## START INPUT RECORDS
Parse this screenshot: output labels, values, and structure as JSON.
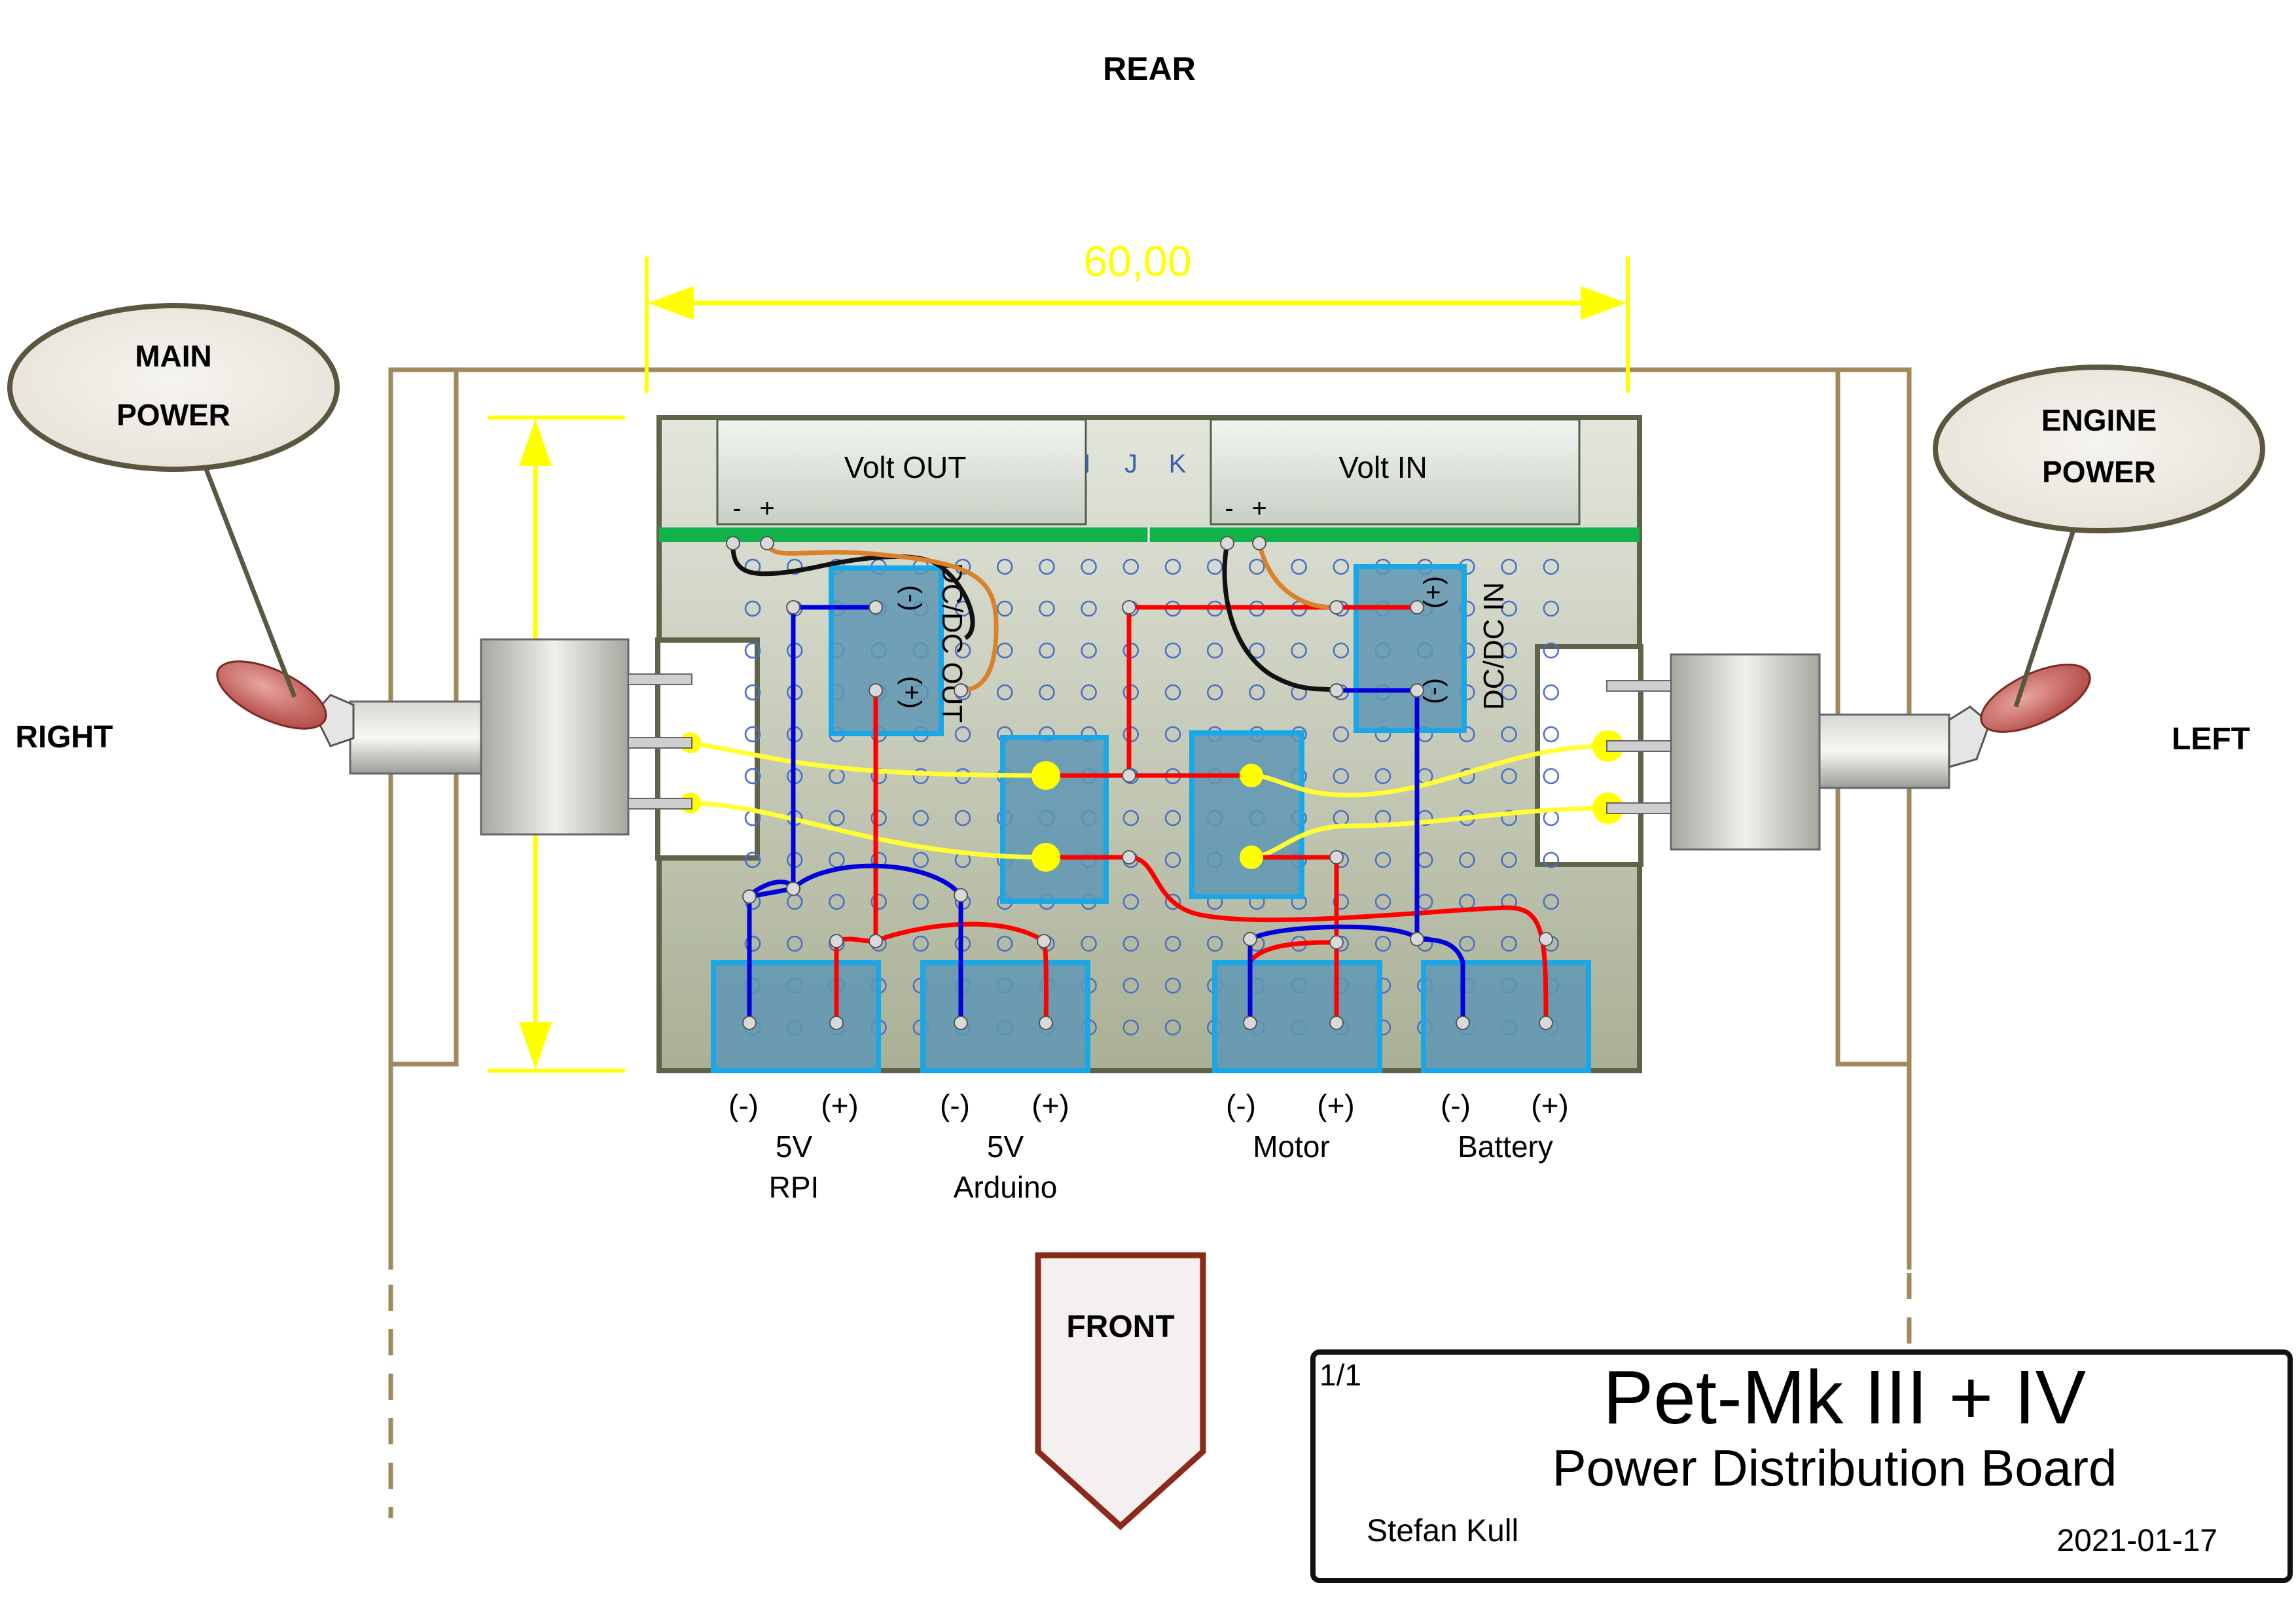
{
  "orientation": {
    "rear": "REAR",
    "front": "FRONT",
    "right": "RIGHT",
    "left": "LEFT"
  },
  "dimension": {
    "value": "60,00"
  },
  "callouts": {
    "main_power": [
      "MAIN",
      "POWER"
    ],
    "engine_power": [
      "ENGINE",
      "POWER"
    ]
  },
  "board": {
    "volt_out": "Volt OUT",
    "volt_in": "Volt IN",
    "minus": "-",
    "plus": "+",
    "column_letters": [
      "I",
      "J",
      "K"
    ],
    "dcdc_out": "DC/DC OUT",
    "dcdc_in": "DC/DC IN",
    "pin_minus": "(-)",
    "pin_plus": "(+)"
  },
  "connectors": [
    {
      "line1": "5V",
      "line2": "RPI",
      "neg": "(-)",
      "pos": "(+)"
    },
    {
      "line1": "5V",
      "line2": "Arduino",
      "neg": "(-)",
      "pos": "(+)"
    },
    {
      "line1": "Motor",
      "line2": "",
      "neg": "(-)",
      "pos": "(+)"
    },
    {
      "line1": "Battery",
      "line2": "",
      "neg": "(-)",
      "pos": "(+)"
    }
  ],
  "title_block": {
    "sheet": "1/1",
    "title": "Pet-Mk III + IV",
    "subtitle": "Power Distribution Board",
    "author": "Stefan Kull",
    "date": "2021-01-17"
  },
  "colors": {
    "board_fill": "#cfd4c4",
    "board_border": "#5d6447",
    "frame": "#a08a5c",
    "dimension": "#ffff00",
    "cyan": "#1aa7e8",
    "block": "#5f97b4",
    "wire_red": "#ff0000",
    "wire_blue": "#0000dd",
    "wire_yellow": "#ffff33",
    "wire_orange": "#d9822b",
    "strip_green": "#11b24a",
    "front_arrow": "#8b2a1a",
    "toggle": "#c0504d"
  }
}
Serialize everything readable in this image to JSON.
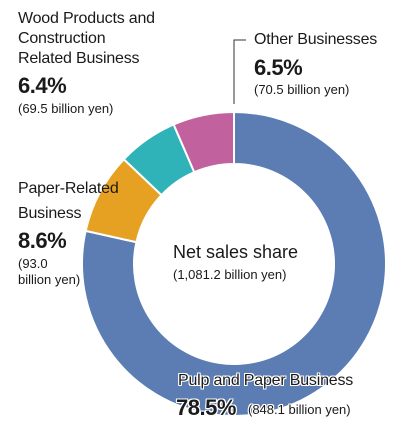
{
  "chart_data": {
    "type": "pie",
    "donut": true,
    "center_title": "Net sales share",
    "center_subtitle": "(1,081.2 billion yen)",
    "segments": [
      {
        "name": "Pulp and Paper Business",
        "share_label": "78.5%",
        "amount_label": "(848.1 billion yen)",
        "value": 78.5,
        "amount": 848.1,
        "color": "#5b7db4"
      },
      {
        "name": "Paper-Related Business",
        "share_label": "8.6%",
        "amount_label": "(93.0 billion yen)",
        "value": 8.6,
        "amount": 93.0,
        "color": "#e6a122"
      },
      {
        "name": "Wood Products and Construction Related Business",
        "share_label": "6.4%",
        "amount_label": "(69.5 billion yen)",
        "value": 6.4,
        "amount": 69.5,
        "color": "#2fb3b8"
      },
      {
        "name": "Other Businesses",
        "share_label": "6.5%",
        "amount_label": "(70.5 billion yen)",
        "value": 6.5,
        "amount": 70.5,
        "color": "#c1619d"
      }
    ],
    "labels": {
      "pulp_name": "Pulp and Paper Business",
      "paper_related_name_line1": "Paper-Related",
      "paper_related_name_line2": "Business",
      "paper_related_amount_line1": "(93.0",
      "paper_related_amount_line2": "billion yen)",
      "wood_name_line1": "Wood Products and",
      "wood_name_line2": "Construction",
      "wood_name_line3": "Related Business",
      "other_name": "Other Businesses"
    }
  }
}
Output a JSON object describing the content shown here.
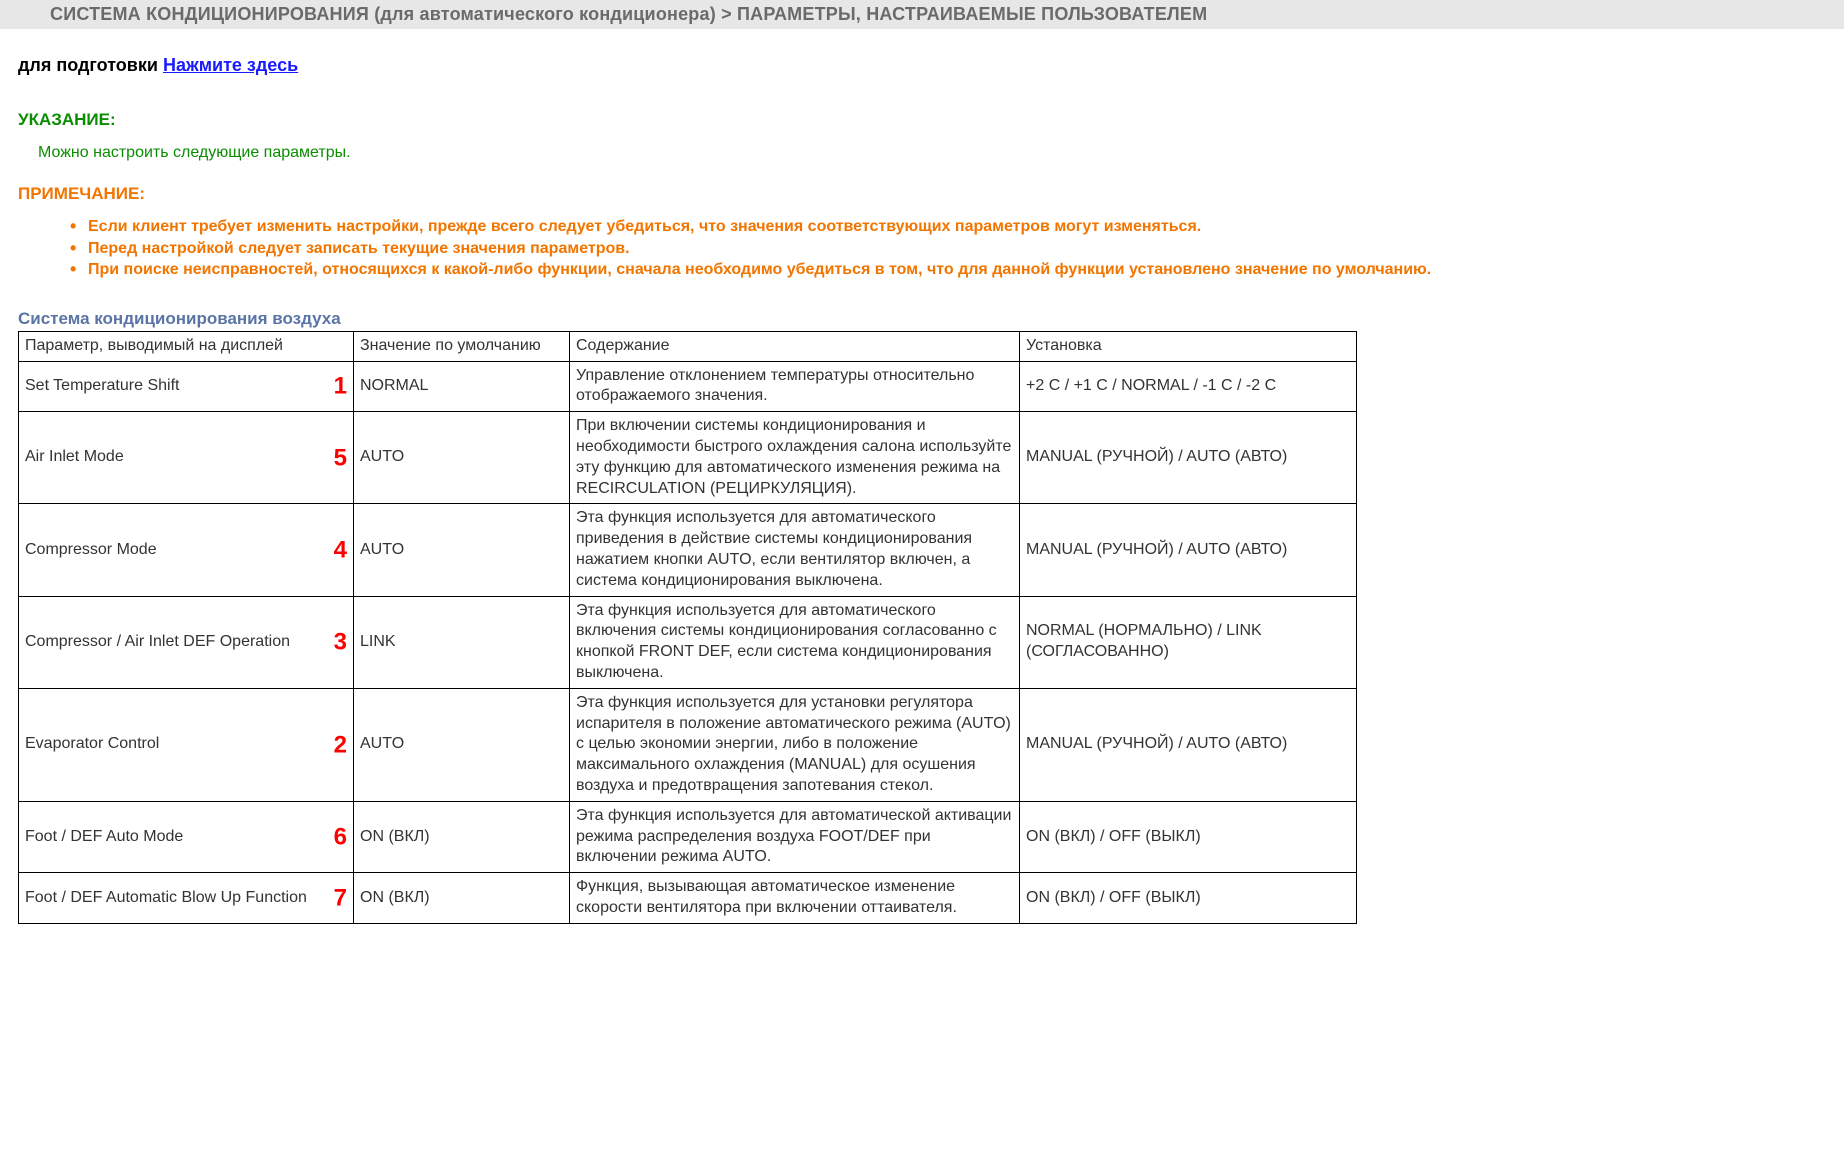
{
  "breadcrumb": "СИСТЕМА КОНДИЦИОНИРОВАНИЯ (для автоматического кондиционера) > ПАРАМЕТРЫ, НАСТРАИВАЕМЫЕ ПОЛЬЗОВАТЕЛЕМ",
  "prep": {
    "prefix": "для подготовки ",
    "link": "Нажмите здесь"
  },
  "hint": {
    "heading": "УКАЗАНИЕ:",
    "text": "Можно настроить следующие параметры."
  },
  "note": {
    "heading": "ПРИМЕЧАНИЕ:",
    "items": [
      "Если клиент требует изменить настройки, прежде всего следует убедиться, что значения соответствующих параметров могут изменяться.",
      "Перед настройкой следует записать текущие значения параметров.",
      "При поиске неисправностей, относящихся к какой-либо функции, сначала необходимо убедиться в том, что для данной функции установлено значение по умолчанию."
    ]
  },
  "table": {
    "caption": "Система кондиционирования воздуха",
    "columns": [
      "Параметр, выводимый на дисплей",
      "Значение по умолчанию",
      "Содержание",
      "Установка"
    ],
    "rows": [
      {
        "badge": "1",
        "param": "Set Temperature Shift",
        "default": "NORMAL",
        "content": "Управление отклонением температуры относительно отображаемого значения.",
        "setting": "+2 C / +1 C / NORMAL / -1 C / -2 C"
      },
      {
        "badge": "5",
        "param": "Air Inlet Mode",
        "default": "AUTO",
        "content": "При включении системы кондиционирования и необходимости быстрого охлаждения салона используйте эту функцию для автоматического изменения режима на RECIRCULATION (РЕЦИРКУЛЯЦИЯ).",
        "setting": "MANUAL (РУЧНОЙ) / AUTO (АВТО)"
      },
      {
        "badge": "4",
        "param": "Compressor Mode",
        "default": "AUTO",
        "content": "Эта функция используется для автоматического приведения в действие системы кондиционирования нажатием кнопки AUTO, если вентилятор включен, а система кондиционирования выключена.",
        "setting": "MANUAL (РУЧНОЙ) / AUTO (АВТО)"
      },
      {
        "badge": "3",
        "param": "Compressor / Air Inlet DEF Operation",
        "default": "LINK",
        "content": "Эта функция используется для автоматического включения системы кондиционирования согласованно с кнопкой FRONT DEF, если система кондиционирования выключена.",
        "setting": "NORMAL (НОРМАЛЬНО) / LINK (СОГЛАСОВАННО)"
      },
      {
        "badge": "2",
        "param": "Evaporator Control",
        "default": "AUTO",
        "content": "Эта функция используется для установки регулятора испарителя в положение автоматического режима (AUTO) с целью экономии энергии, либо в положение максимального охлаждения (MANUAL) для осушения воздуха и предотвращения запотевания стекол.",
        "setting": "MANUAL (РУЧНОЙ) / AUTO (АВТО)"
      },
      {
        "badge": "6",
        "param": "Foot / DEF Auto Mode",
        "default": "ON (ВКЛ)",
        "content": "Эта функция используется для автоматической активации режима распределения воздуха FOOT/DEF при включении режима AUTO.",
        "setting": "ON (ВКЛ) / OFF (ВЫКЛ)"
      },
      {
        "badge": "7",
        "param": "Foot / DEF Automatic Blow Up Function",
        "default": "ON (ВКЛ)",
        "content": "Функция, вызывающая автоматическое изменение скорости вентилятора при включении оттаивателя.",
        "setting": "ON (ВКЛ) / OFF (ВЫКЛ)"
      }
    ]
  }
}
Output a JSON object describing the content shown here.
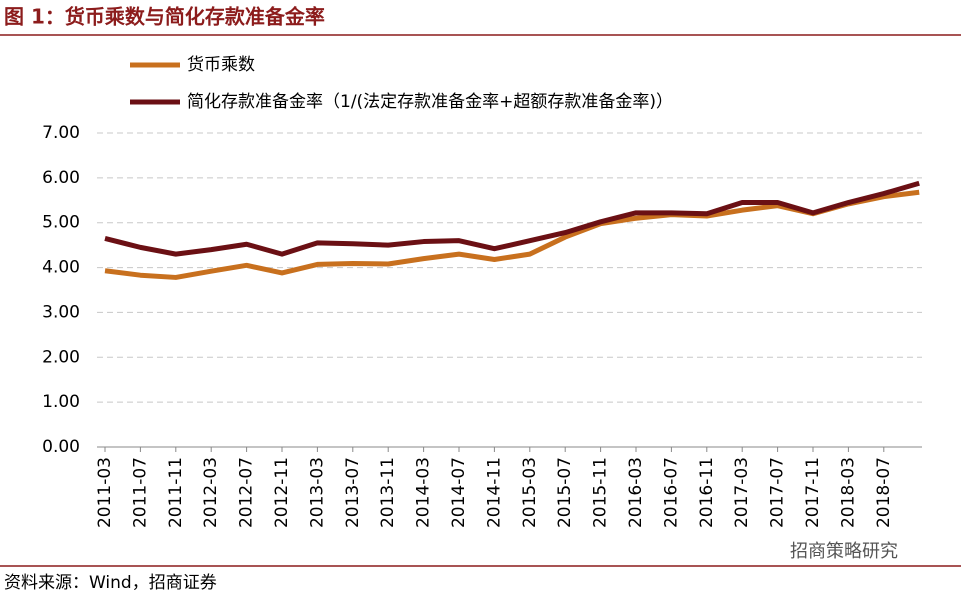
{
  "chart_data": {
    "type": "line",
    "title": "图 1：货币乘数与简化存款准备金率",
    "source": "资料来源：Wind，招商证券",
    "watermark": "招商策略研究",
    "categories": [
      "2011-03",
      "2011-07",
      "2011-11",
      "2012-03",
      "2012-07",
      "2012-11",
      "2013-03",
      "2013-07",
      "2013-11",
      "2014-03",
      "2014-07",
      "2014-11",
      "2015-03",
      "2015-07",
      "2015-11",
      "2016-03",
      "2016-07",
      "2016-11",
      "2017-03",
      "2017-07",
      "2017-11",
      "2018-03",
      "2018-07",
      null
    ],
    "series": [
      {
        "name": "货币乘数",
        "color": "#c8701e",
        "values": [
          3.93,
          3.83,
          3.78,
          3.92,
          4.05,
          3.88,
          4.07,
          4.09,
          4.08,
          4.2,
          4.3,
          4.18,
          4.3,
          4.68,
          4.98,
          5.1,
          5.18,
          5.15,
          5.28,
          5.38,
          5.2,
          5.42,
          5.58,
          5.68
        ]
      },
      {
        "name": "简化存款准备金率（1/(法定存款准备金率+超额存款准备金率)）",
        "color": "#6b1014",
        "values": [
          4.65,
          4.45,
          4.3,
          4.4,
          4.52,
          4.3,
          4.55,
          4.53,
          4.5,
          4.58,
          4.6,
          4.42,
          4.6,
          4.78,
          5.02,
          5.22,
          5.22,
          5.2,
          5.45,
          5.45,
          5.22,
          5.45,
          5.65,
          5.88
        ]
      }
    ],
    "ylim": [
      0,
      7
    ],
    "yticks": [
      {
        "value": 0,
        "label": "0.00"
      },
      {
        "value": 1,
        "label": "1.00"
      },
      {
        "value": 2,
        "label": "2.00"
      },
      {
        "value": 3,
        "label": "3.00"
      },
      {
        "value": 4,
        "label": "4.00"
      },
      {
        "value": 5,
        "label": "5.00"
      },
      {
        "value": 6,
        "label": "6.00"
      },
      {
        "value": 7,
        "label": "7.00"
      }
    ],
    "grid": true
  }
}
## END INPUT RECORDS
Return each line of the listing that holds the string "умолчанию".

      "При поиске неисправностей, относящихся к какой-либо функции, сначала необходимо убедиться в том, что для данной функции установлено значение по умолчанию."
      "Значение по умолчанию",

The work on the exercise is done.